-- Aim --
Copy out all the data, word for word.
--- Dataset records ---
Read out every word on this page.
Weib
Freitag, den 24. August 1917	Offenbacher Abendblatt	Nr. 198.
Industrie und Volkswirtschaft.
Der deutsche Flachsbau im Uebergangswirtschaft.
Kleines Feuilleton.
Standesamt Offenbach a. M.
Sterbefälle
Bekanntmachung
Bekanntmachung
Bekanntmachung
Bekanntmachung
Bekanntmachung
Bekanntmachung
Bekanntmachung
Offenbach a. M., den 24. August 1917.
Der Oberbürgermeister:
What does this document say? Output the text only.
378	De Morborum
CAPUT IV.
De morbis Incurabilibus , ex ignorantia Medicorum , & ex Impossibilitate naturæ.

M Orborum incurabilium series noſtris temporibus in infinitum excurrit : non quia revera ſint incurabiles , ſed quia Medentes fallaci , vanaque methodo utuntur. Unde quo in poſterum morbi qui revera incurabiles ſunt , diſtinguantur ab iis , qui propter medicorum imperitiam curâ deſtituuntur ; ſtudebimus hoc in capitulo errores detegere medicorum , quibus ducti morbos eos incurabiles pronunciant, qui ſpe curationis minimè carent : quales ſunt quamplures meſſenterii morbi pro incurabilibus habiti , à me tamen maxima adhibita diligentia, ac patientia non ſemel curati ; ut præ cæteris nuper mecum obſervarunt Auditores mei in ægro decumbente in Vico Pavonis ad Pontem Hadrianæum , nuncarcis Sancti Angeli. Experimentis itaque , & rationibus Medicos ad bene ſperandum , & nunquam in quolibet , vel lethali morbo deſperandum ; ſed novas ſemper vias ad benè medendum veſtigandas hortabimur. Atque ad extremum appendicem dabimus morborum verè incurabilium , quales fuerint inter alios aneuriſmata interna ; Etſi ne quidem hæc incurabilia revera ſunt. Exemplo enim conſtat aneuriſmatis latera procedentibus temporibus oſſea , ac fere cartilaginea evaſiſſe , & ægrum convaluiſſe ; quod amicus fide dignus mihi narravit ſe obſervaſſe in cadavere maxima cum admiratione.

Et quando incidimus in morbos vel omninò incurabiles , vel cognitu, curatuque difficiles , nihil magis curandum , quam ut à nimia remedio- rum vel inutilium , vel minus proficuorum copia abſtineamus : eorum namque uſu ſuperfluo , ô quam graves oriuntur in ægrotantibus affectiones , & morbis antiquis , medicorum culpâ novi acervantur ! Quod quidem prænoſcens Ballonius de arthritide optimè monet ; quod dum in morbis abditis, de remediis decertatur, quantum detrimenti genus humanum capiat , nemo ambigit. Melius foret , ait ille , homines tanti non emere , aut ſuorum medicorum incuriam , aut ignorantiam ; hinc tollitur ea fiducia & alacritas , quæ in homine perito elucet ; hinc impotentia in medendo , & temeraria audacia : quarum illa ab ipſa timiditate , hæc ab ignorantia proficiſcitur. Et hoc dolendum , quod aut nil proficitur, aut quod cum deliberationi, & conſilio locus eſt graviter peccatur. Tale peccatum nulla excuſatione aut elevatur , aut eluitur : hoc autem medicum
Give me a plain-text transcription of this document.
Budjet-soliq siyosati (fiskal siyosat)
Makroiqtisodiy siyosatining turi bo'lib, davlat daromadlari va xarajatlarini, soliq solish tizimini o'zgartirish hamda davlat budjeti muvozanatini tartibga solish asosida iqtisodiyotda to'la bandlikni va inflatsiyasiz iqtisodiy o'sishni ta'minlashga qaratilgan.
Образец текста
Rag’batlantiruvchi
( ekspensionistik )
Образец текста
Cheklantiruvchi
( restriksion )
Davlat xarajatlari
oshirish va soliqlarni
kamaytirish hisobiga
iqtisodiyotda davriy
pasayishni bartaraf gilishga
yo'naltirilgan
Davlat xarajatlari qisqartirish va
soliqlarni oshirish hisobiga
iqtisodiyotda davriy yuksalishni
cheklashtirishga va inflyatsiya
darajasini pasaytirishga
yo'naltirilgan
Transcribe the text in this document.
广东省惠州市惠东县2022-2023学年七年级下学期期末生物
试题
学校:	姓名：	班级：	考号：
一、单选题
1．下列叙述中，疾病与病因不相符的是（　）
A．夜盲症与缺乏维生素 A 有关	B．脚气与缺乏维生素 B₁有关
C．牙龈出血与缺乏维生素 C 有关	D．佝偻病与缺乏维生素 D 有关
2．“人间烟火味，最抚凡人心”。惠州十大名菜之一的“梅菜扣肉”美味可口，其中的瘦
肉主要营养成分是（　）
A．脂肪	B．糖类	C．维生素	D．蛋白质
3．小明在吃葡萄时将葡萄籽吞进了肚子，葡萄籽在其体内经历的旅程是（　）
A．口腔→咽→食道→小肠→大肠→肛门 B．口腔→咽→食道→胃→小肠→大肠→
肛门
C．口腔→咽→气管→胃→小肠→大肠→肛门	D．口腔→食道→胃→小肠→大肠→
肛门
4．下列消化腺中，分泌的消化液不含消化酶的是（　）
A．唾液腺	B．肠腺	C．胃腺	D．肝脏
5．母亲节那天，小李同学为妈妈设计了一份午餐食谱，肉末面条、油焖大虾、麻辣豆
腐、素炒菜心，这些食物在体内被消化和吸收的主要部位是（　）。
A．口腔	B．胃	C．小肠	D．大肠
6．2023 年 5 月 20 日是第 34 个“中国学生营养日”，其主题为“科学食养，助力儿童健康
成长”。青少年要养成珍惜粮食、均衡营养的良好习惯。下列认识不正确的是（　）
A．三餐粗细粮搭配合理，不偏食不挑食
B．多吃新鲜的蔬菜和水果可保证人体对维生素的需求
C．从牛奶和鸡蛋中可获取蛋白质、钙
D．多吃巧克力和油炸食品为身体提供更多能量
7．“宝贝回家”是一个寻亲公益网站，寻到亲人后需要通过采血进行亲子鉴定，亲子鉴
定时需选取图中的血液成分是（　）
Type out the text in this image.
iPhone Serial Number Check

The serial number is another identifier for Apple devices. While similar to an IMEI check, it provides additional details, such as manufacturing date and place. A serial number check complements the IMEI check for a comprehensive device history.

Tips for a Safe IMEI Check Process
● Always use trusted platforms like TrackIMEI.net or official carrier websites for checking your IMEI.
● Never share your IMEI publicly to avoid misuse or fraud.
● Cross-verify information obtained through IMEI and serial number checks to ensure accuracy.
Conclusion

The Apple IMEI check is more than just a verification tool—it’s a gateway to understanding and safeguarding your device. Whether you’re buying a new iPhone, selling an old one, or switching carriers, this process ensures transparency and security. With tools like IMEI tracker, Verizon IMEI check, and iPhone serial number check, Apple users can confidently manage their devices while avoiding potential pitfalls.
---
-- Solved exercise --
Read out every word on this page.
Weib
Freitag, den 24. August 1917	Offenbacher Abendblatt	Nr. 198.
Industrie und Volkswirtschaft.
Der deutsche Flachsbau im Uebergangswirtschaft.
Kleines Feuilleton.
Standesamt Offenbach a. M.
Sterbefälle
Bekanntmachung
Bekanntmachung
Bekanntmachung
Bekanntmachung
Bekanntmachung
Bekanntmachung
Bekanntmachung
Offenbach a. M., den 24. August 1917.
Der Oberbürgermeister:
What does this document say? Output the text only.
378	De Morborum
CAPUT IV.
De morbis Incurabilibus , ex ignorantia Medicorum , & ex Impossibilitate naturæ.

M Orborum incurabilium series noſtris temporibus in infinitum excurrit : non quia revera ſint incurabiles , ſed quia Medentes fallaci , vanaque methodo utuntur. Unde quo in poſterum morbi qui revera incurabiles ſunt , diſtinguantur ab iis , qui propter medicorum imperitiam curâ deſtituuntur ; ſtudebimus hoc in capitulo errores detegere medicorum , quibus ducti morbos eos incurabiles pronunciant, qui ſpe curationis minimè carent : quales ſunt quamplures meſſenterii morbi pro incurabilibus habiti , à me tamen maxima adhibita diligentia, ac patientia non ſemel curati ; ut præ cæteris nuper mecum obſervarunt Auditores mei in ægro decumbente in Vico Pavonis ad Pontem Hadrianæum , nuncarcis Sancti Angeli. Experimentis itaque , & rationibus Medicos ad bene ſperandum , & nunquam in quolibet , vel lethali morbo deſperandum ; ſed novas ſemper vias ad benè medendum veſtigandas hortabimur. Atque ad extremum appendicem dabimus morborum verè incurabilium , quales fuerint inter alios aneuriſmata interna ; Etſi ne quidem hæc incurabilia revera ſunt. Exemplo enim conſtat aneuriſmatis latera procedentibus temporibus oſſea , ac fere cartilaginea evaſiſſe , & ægrum convaluiſſe ; quod amicus fide dignus mihi narravit ſe obſervaſſe in cadavere maxima cum admiratione.

Et quando incidimus in morbos vel omninò incurabiles , vel cognitu, curatuque difficiles , nihil magis curandum , quam ut à nimia remedio- rum vel inutilium , vel minus proficuorum copia abſtineamus : eorum namque uſu ſuperfluo , ô quam graves oriuntur in ægrotantibus affectiones , & morbis antiquis , medicorum culpâ novi acervantur ! Quod quidem prænoſcens Ballonius de arthritide optimè monet ; quod dum in morbis abditis, de remediis decertatur, quantum detrimenti genus humanum capiat , nemo ambigit. Melius foret , ait ille , homines tanti non emere , aut ſuorum medicorum incuriam , aut ignorantiam ; hinc tollitur ea fiducia & alacritas , quæ in homine perito elucet ; hinc impotentia in medendo , & temeraria audacia : quarum illa ab ipſa timiditate , hæc ab ignorantia proficiſcitur. Et hoc dolendum , quod aut nil proficitur, aut quod cum deliberationi, & conſilio locus eſt graviter peccatur. Tale peccatum nulla excuſatione aut elevatur , aut eluitur : hoc autem medicum
Give me a plain-text transcription of this document.
Budjet-soliq siyosati (fiskal siyosat)
Makroiqtisodiy siyosatining turi bo'lib, davlat daromadlari va xarajatlarini, soliq solish tizimini o'zgartirish hamda davlat budjeti muvozanatini tartibga solish asosida iqtisodiyotda to'la bandlikni va inflatsiyasiz iqtisodiy o'sishni ta'minlashga qaratilgan.
Образец текста
Rag’batlantiruvchi
( ekspensionistik )
Образец текста
Cheklantiruvchi
( restriksion )
Davlat xarajatlari
oshirish va soliqlarni
kamaytirish hisobiga
iqtisodiyotda davriy
pasayishni bartaraf gilishga
yo'naltirilgan
Davlat xarajatlari qisqartirish va
soliqlarni oshirish hisobiga
iqtisodiyotda davriy yuksalishni
cheklashtirishga va inflyatsiya
darajasini pasaytirishga
yo'naltirilgan
Transcribe the text in this document.
广东省惠州市惠东县2022-2023学年七年级下学期期末生物
试题
学校:	姓名：	班级：	考号：
一、单选题
1．下列叙述中，疾病与病因不相符的是（　）
A．夜盲症与缺乏维生素 A 有关	B．脚气与缺乏维生素 B₁有关
C．牙龈出血与缺乏维生素 C 有关	D．佝偻病与缺乏维生素 D 有关
2．“人间烟火味，最抚凡人心”。惠州十大名菜之一的“梅菜扣肉”美味可口，其中的瘦
肉主要营养成分是（　）
A．脂肪	B．糖类	C．维生素	D．蛋白质
3．小明在吃葡萄时将葡萄籽吞进了肚子，葡萄籽在其体内经历的旅程是（　）
A．口腔→咽→食道→小肠→大肠→肛门 B．口腔→咽→食道→胃→小肠→大肠→
肛门
C．口腔→咽→气管→胃→小肠→大肠→肛门	D．口腔→食道→胃→小肠→大肠→
肛门
4．下列消化腺中，分泌的消化液不含消化酶的是（　）
A．唾液腺	B．肠腺	C．胃腺	D．肝脏
5．母亲节那天，小李同学为妈妈设计了一份午餐食谱，肉末面条、油焖大虾、麻辣豆
腐、素炒菜心，这些食物在体内被消化和吸收的主要部位是（　）。
A．口腔	B．胃	C．小肠	D．大肠
6．2023 年 5 月 20 日是第 34 个“中国学生营养日”，其主题为“科学食养，助力儿童健康
成长”。青少年要养成珍惜粮食、均衡营养的良好习惯。下列认识不正确的是（　）
A．三餐粗细粮搭配合理，不偏食不挑食
B．多吃新鲜的蔬菜和水果可保证人体对维生素的需求
C．从牛奶和鸡蛋中可获取蛋白质、钙
D．多吃巧克力和油炸食品为身体提供更多能量
7．“宝贝回家”是一个寻亲公益网站，寻到亲人后需要通过采血进行亲子鉴定，亲子鉴
定时需选取图中的血液成分是（　）
Type out the text in this image.
iPhone Serial Number Check

The serial number is another identifier for Apple devices. While similar to an IMEI check, it provides additional details, such as manufacturing date and place. A serial number check complements the IMEI check for a comprehensive device history.

Tips for a Safe IMEI Check Process
● Always use trusted platforms like TrackIMEI.net or official carrier websites for checking your IMEI.
● Never share your IMEI publicly to avoid misuse or fraud.
● Cross-verify information obtained through IMEI and serial number checks to ensure accuracy.
Conclusion

The Apple IMEI check is more than just a verification tool—it’s a gateway to understanding and safeguarding your device. Whether you’re buying a new iPhone, selling an old one, or switching carriers, this process ensures transparency and security. With tools like IMEI tracker, Verizon IMEI check, and iPhone serial number check, Apple users can confidently manage their devices while avoiding potential pitfalls.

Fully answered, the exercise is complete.